* **Requirements**
Filter the records below for the word "structured". Copy each line that holds it.

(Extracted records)

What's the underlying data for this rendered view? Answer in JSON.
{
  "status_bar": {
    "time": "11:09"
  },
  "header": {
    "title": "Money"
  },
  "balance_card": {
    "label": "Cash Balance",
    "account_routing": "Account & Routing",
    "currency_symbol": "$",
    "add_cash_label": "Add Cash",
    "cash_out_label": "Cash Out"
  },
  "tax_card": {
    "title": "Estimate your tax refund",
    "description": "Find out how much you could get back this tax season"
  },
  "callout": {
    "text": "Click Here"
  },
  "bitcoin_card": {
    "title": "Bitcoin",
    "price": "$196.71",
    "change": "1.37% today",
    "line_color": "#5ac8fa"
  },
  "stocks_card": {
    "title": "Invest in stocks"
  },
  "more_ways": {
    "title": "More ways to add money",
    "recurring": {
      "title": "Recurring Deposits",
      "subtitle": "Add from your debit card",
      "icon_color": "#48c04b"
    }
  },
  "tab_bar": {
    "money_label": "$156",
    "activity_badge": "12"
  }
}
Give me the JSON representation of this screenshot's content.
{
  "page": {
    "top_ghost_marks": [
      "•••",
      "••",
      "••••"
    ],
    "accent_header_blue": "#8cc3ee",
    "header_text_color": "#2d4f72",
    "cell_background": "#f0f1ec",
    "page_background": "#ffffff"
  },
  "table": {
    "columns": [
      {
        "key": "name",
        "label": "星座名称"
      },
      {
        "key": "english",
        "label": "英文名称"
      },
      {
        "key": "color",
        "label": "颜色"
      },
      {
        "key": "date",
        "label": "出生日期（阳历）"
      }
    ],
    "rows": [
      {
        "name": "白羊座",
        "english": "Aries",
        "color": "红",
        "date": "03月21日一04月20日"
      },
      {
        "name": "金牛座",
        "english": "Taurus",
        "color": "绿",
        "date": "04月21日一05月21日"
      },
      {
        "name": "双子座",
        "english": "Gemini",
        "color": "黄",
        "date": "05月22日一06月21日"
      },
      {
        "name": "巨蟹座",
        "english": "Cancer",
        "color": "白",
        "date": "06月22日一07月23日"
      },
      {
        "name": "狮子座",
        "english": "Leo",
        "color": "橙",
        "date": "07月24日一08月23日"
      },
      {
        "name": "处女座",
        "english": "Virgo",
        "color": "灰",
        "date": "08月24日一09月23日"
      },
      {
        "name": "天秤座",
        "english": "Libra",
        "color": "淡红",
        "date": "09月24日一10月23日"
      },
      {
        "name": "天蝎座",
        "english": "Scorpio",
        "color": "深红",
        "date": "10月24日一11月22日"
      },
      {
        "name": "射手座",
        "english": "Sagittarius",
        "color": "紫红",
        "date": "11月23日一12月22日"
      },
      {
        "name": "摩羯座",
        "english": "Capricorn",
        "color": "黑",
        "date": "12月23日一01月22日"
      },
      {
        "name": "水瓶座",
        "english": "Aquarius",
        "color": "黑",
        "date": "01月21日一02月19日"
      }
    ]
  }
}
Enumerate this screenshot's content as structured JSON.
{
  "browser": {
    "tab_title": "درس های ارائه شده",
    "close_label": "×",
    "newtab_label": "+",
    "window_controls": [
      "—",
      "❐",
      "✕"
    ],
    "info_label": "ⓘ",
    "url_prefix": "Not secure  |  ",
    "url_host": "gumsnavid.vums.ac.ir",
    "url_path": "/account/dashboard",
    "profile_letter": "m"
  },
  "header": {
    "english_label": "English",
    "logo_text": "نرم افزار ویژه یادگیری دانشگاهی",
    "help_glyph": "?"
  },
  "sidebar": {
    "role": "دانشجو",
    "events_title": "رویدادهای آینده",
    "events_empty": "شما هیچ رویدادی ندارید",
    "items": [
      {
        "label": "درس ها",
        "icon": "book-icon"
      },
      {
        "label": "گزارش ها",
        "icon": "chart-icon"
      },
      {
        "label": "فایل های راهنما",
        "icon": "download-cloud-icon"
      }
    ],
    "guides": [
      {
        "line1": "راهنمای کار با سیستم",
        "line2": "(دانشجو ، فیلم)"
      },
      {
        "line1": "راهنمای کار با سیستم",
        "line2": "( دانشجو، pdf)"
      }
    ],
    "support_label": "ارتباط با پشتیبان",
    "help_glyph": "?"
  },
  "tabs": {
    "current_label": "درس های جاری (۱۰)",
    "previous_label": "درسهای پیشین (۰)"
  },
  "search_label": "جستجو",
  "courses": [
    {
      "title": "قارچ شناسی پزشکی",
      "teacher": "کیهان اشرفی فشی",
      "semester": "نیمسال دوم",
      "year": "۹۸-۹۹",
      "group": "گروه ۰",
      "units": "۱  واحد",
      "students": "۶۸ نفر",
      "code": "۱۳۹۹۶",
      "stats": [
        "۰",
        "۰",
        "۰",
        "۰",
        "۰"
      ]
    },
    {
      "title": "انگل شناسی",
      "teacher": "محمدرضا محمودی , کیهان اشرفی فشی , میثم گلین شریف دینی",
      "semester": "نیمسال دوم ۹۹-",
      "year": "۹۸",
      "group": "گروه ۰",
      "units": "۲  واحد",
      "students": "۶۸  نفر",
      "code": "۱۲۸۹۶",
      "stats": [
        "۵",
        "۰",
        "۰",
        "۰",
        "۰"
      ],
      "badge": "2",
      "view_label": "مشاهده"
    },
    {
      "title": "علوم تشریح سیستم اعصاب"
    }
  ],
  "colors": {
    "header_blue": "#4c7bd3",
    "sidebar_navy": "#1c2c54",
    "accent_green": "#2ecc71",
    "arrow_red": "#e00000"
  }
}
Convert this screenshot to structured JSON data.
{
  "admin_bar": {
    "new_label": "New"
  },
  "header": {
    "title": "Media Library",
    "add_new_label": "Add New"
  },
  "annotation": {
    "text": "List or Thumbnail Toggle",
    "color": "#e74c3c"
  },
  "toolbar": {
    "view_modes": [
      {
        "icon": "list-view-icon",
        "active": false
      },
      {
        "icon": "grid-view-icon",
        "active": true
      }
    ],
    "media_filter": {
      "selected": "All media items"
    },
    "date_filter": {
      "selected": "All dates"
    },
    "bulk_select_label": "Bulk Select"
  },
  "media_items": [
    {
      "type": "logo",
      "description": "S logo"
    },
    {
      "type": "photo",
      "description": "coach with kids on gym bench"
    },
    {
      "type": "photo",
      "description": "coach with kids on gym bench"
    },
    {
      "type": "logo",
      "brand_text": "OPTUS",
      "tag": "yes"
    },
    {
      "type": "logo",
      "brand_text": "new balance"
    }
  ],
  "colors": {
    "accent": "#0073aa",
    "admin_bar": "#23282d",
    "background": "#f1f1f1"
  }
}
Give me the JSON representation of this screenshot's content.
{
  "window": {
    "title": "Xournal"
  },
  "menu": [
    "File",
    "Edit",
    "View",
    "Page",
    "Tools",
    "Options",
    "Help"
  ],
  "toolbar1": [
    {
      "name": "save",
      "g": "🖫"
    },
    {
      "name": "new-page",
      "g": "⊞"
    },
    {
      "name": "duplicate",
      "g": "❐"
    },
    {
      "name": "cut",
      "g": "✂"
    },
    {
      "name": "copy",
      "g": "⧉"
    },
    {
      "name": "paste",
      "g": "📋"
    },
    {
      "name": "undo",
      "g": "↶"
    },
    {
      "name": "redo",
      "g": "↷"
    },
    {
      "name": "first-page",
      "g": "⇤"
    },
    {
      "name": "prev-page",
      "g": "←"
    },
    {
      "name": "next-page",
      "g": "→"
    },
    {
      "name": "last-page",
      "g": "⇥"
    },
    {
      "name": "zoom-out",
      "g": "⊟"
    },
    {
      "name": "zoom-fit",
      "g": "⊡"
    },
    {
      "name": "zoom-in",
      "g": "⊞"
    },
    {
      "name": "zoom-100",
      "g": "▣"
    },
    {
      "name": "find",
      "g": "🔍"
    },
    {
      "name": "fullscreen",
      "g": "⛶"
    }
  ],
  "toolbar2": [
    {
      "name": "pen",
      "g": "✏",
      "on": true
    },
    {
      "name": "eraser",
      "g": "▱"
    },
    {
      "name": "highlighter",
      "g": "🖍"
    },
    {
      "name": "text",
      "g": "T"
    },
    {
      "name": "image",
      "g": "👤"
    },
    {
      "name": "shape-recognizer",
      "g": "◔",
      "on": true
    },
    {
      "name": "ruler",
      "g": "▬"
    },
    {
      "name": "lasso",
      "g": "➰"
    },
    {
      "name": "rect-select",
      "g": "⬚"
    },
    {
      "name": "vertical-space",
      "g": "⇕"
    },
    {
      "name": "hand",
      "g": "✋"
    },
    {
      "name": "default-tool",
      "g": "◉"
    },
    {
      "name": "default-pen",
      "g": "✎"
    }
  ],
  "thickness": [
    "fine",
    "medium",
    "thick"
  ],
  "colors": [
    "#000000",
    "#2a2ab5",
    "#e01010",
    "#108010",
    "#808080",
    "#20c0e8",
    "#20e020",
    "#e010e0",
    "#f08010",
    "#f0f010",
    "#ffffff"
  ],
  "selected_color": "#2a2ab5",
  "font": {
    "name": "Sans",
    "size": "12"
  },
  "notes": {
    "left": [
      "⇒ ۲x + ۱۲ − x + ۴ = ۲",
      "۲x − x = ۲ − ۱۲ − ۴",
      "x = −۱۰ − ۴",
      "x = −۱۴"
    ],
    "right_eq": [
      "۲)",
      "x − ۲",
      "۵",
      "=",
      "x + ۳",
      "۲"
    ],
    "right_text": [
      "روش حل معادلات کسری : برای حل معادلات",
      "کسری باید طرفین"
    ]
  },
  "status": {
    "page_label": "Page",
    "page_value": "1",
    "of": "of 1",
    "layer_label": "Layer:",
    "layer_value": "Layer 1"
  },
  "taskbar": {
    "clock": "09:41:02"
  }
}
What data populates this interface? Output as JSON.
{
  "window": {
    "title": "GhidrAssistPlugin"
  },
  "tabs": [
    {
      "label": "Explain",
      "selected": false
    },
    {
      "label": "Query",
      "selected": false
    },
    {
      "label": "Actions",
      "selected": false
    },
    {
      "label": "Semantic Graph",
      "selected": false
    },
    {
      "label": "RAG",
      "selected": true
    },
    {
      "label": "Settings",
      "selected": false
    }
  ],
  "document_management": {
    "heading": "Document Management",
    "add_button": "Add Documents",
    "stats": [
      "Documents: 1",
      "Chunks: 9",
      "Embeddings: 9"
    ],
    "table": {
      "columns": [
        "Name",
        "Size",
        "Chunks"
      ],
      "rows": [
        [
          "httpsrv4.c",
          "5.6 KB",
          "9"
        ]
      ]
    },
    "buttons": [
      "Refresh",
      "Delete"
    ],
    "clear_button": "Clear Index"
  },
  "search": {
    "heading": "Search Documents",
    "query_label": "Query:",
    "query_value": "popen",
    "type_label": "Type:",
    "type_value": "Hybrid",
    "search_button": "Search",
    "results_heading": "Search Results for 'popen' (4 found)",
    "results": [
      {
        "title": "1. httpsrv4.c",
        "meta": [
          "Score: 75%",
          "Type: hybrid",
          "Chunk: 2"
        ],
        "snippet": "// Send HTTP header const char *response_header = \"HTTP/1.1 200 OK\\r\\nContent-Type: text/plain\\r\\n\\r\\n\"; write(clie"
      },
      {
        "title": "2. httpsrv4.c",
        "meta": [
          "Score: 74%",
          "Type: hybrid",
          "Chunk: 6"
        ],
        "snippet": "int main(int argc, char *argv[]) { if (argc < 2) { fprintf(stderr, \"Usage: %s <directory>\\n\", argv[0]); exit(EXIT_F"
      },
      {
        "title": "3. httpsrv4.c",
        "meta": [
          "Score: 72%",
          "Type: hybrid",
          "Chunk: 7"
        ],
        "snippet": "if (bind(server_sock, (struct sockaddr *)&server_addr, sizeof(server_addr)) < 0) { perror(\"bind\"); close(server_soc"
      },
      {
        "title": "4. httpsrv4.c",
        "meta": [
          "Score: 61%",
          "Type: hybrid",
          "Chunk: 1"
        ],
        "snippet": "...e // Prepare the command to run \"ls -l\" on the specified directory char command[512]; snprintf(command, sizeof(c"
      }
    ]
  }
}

* **Written answer**
Enumerate this screenshot's content as structured JSON.
Convert this screenshot to structured JSON data.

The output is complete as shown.